Task to carry out: Output every entry exactly as written, skipping any pictures.
— Begin Records for the task —
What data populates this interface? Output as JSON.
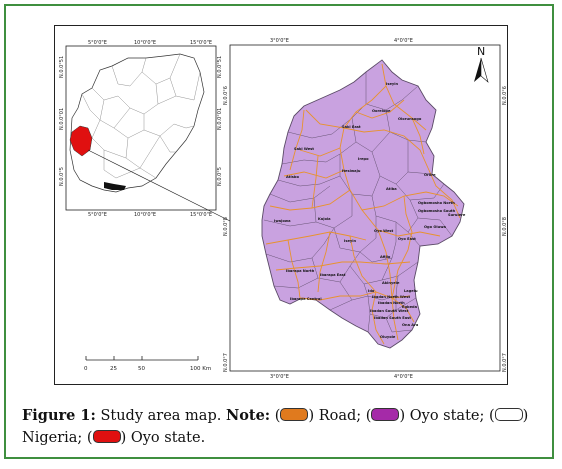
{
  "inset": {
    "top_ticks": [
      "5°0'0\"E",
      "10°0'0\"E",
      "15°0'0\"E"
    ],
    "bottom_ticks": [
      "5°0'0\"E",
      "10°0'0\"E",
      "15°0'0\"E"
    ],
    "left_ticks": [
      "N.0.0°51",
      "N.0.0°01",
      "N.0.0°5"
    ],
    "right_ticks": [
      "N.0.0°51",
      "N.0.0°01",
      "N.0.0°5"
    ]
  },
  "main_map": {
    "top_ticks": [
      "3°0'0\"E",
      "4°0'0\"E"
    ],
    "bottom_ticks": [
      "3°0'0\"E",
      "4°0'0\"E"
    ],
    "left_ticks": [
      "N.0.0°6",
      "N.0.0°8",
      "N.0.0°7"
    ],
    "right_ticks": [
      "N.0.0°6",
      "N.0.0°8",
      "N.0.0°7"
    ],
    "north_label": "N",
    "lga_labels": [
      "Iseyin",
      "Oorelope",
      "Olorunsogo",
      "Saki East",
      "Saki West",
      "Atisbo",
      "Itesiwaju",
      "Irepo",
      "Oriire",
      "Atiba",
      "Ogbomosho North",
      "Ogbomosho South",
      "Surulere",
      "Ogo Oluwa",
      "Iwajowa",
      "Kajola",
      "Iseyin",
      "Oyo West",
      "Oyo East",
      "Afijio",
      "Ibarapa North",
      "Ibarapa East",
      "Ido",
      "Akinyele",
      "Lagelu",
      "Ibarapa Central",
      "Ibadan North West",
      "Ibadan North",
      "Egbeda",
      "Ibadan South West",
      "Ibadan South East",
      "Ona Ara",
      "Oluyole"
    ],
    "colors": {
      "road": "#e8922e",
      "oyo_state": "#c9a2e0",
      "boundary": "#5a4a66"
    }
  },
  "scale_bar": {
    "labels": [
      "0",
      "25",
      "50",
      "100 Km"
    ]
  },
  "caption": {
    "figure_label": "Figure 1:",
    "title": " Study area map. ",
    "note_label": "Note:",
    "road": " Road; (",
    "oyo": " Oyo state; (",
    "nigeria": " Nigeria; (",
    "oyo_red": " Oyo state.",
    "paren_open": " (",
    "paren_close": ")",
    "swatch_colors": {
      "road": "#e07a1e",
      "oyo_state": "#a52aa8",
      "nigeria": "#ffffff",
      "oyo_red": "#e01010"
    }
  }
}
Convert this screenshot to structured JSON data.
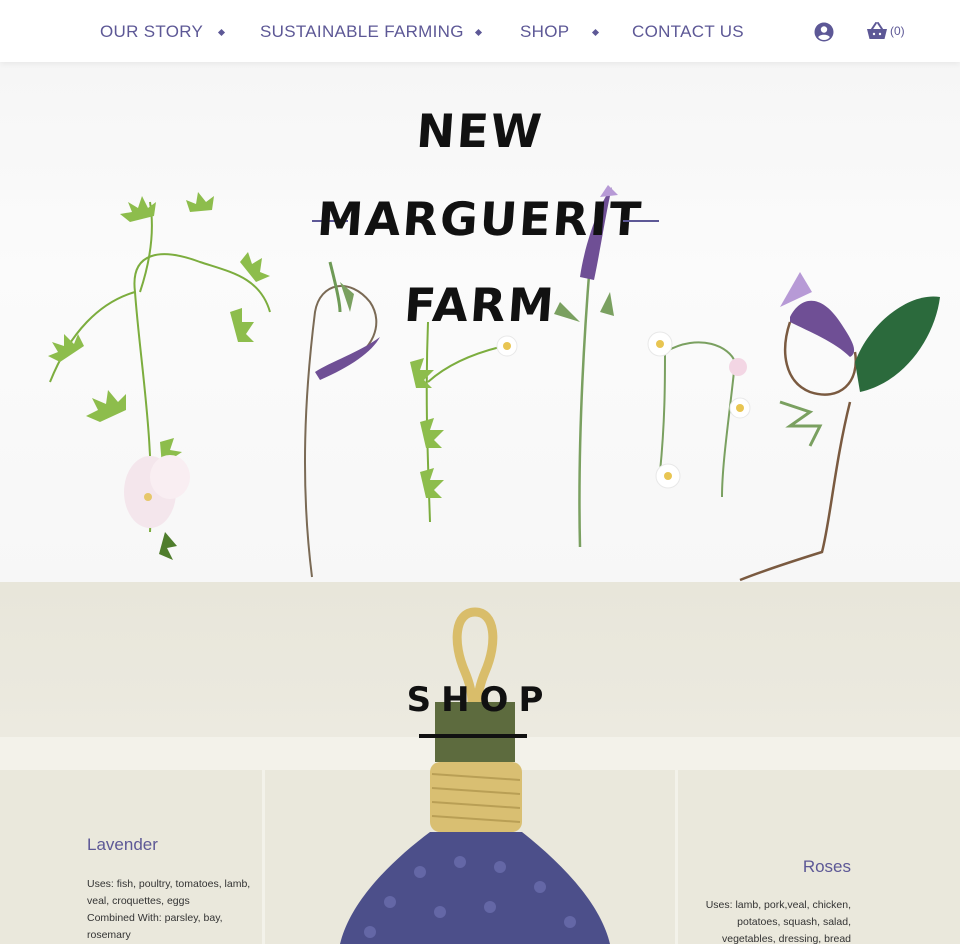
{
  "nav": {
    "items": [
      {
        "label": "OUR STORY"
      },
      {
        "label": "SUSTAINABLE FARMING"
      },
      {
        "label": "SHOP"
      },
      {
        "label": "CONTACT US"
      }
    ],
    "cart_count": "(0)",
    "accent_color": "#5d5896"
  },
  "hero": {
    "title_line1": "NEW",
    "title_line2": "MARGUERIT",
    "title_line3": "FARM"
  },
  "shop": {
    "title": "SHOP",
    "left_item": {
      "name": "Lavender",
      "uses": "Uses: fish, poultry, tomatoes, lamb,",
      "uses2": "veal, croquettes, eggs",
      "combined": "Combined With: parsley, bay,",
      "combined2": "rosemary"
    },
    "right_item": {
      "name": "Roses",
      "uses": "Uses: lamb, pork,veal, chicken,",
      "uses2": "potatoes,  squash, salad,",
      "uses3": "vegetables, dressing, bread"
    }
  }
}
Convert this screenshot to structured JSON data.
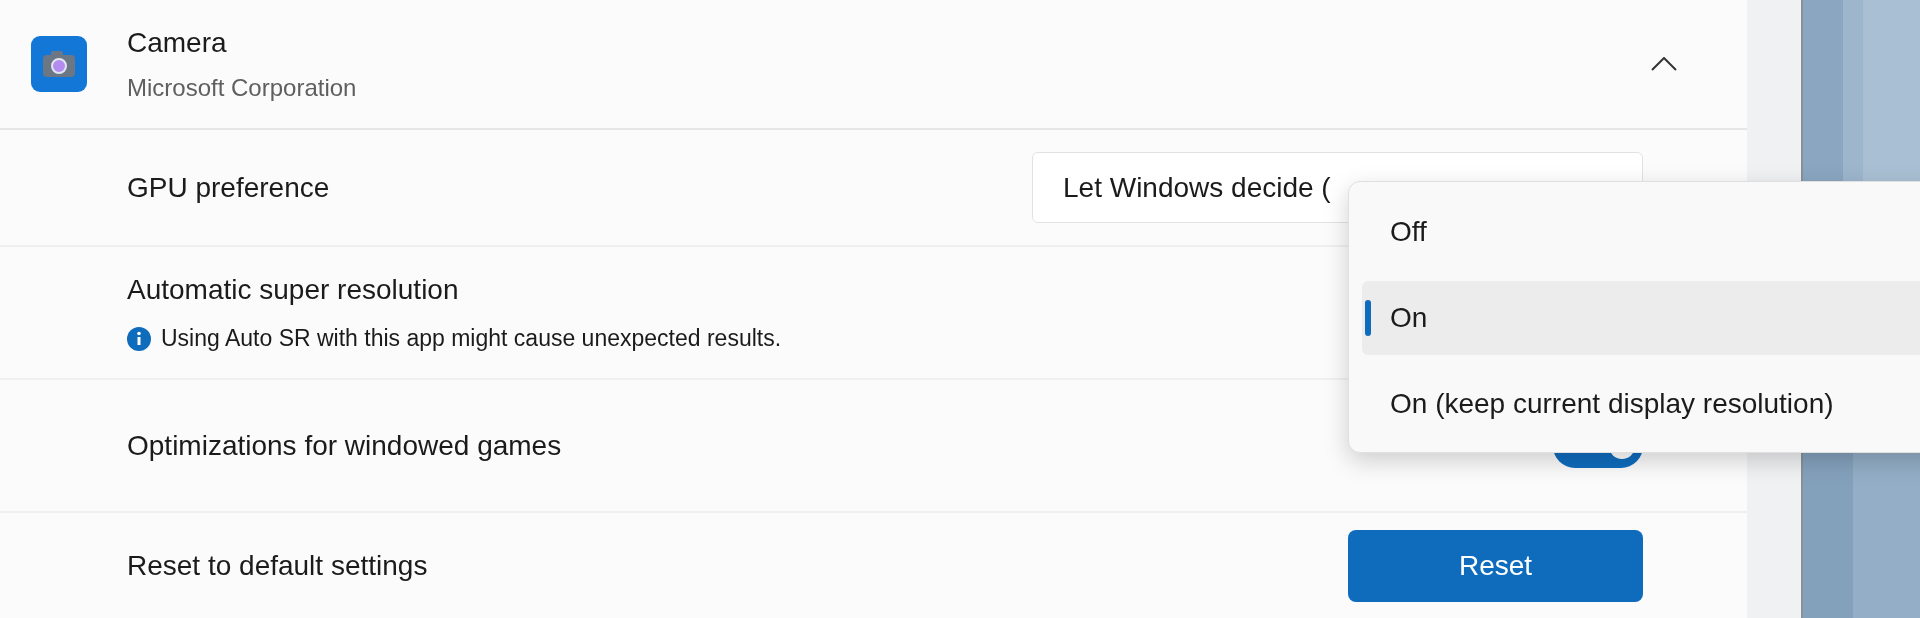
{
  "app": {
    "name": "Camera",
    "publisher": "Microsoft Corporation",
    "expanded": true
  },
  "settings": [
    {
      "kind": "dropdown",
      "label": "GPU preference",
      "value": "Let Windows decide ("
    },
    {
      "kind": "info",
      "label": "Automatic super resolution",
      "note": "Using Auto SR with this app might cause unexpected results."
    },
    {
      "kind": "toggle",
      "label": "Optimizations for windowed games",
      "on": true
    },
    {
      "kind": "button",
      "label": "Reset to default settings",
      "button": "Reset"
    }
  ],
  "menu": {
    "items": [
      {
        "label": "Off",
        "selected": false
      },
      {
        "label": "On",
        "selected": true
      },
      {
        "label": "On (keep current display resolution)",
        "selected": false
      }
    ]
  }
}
— End Records for the task —
Response:
What data populates this interface? Output as JSON.
{
  "inset": {
    "top_ticks": [
      "5°0'0\"E",
      "10°0'0\"E",
      "15°0'0\"E"
    ],
    "bottom_ticks": [
      "5°0'0\"E",
      "10°0'0\"E",
      "15°0'0\"E"
    ],
    "left_ticks": [
      "N.0.0°51",
      "N.0.0°01",
      "N.0.0°5"
    ],
    "right_ticks": [
      "N.0.0°51",
      "N.0.0°01",
      "N.0.0°5"
    ]
  },
  "main_map": {
    "top_ticks": [
      "3°0'0\"E",
      "4°0'0\"E"
    ],
    "bottom_ticks": [
      "3°0'0\"E",
      "4°0'0\"E"
    ],
    "left_ticks": [
      "N.0.0°6",
      "N.0.0°8",
      "N.0.0°7"
    ],
    "right_ticks": [
      "N.0.0°6",
      "N.0.0°8",
      "N.0.0°7"
    ],
    "north_label": "N",
    "lga_labels": [
      "Iseyin",
      "Oorelope",
      "Olorunsogo",
      "Saki East",
      "Saki West",
      "Atisbo",
      "Itesiwaju",
      "Irepo",
      "Oriire",
      "Atiba",
      "Ogbomosho North",
      "Ogbomosho South",
      "Surulere",
      "Ogo Oluwa",
      "Iwajowa",
      "Kajola",
      "Iseyin",
      "Oyo West",
      "Oyo East",
      "Afijio",
      "Ibarapa North",
      "Ibarapa East",
      "Ido",
      "Akinyele",
      "Lagelu",
      "Ibarapa Central",
      "Ibadan North West",
      "Ibadan North",
      "Egbeda",
      "Ibadan South West",
      "Ibadan South East",
      "Ona Ara",
      "Oluyole"
    ],
    "colors": {
      "road": "#e8922e",
      "oyo_state": "#c9a2e0",
      "boundary": "#5a4a66"
    }
  },
  "scale_bar": {
    "labels": [
      "0",
      "25",
      "50",
      "100 Km"
    ]
  },
  "caption": {
    "figure_label": "Figure 1:",
    "title": " Study area map. ",
    "note_label": "Note:",
    "road": " Road; (",
    "oyo": " Oyo state; (",
    "nigeria": " Nigeria; (",
    "oyo_red": " Oyo state.",
    "paren_open": " (",
    "paren_close": ")",
    "swatch_colors": {
      "road": "#e07a1e",
      "oyo_state": "#a52aa8",
      "nigeria": "#ffffff",
      "oyo_red": "#e01010"
    }
  }
}
Convert this screenshot to structured JSON data.
{
  "nav": {
    "items": [
      {
        "label": "OUR STORY"
      },
      {
        "label": "SUSTAINABLE FARMING"
      },
      {
        "label": "SHOP"
      },
      {
        "label": "CONTACT US"
      }
    ],
    "cart_count": "(0)",
    "accent_color": "#5d5896"
  },
  "hero": {
    "title_line1": "NEW",
    "title_line2": "MARGUERIT",
    "title_line3": "FARM"
  },
  "shop": {
    "title": "SHOP",
    "left_item": {
      "name": "Lavender",
      "uses": "Uses: fish, poultry, tomatoes, lamb,",
      "uses2": "veal, croquettes, eggs",
      "combined": "Combined With: parsley, bay,",
      "combined2": "rosemary"
    },
    "right_item": {
      "name": "Roses",
      "uses": "Uses: lamb, pork,veal, chicken,",
      "uses2": "potatoes,  squash, salad,",
      "uses3": "vegetables, dressing, bread"
    }
  }
}
Convert this screenshot to structured JSON data.
{
  "app": {
    "name": "Camera",
    "publisher": "Microsoft Corporation",
    "expanded": true
  },
  "settings": [
    {
      "kind": "dropdown",
      "label": "GPU preference",
      "value": "Let Windows decide ("
    },
    {
      "kind": "info",
      "label": "Automatic super resolution",
      "note": "Using Auto SR with this app might cause unexpected results."
    },
    {
      "kind": "toggle",
      "label": "Optimizations for windowed games",
      "on": true
    },
    {
      "kind": "button",
      "label": "Reset to default settings",
      "button": "Reset"
    }
  ],
  "menu": {
    "items": [
      {
        "label": "Off",
        "selected": false
      },
      {
        "label": "On",
        "selected": true
      },
      {
        "label": "On (keep current display resolution)",
        "selected": false
      }
    ]
  }
}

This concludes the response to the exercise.